### Prompt
Please quote the material exactly, every line of it.

### Records for this task
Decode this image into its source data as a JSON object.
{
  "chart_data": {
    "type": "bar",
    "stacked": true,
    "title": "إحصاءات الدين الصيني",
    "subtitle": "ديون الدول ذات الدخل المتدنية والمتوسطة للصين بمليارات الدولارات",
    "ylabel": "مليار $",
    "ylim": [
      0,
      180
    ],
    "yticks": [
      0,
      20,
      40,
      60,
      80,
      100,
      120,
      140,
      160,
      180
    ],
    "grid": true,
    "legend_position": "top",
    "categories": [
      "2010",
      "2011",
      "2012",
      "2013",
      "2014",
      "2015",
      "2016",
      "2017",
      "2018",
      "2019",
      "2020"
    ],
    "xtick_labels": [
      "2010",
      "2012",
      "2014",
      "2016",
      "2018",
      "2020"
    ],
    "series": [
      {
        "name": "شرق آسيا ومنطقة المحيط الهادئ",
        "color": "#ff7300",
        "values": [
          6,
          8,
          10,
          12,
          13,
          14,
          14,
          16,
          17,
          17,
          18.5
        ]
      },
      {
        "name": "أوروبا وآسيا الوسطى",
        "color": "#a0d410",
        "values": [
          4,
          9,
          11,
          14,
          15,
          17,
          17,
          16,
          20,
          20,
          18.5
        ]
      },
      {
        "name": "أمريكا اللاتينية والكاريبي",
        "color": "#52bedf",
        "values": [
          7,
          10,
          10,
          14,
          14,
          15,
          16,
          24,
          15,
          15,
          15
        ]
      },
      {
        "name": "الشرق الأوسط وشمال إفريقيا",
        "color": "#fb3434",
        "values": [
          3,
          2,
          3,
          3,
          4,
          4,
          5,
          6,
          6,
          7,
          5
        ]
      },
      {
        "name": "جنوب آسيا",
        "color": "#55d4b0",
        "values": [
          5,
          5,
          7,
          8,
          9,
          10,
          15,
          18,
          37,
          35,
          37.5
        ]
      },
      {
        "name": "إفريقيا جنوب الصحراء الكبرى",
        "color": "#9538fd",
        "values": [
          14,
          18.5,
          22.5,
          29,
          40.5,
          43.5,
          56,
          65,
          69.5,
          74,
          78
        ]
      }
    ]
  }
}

### Exercise answer
Decode this image into its source data as a JSON object.
{
  "chart_data": {
    "type": "bar",
    "stacked": true,
    "title": "إحصاءات الدين الصيني",
    "subtitle": "ديون الدول ذات الدخل المتدنية والمتوسطة للصين بمليارات الدولارات",
    "ylabel": "مليار $",
    "ylim": [
      0,
      180
    ],
    "yticks": [
      0,
      20,
      40,
      60,
      80,
      100,
      120,
      140,
      160,
      180
    ],
    "grid": true,
    "legend_position": "top",
    "categories": [
      "2010",
      "2011",
      "2012",
      "2013",
      "2014",
      "2015",
      "2016",
      "2017",
      "2018",
      "2019",
      "2020"
    ],
    "xtick_labels": [
      "2010",
      "2012",
      "2014",
      "2016",
      "2018",
      "2020"
    ],
    "series": [
      {
        "name": "شرق آسيا ومنطقة المحيط الهادئ",
        "color": "#ff7300",
        "values": [
          6,
          8,
          10,
          12,
          13,
          14,
          14,
          16,
          17,
          17,
          18.5
        ]
      },
      {
        "name": "أوروبا وآسيا الوسطى",
        "color": "#a0d410",
        "values": [
          4,
          9,
          11,
          14,
          15,
          17,
          17,
          16,
          20,
          20,
          18.5
        ]
      },
      {
        "name": "أمريكا اللاتينية والكاريبي",
        "color": "#52bedf",
        "values": [
          7,
          10,
          10,
          14,
          14,
          15,
          16,
          24,
          15,
          15,
          15
        ]
      },
      {
        "name": "الشرق الأوسط وشمال إفريقيا",
        "color": "#fb3434",
        "values": [
          3,
          2,
          3,
          3,
          4,
          4,
          5,
          6,
          6,
          7,
          5
        ]
      },
      {
        "name": "جنوب آسيا",
        "color": "#55d4b0",
        "values": [
          5,
          5,
          7,
          8,
          9,
          10,
          15,
          18,
          37,
          35,
          37.5
        ]
      },
      {
        "name": "إفريقيا جنوب الصحراء الكبرى",
        "color": "#9538fd",
        "values": [
          14,
          18.5,
          22.5,
          29,
          40.5,
          43.5,
          56,
          65,
          69.5,
          74,
          78
        ]
      }
    ]
  }
}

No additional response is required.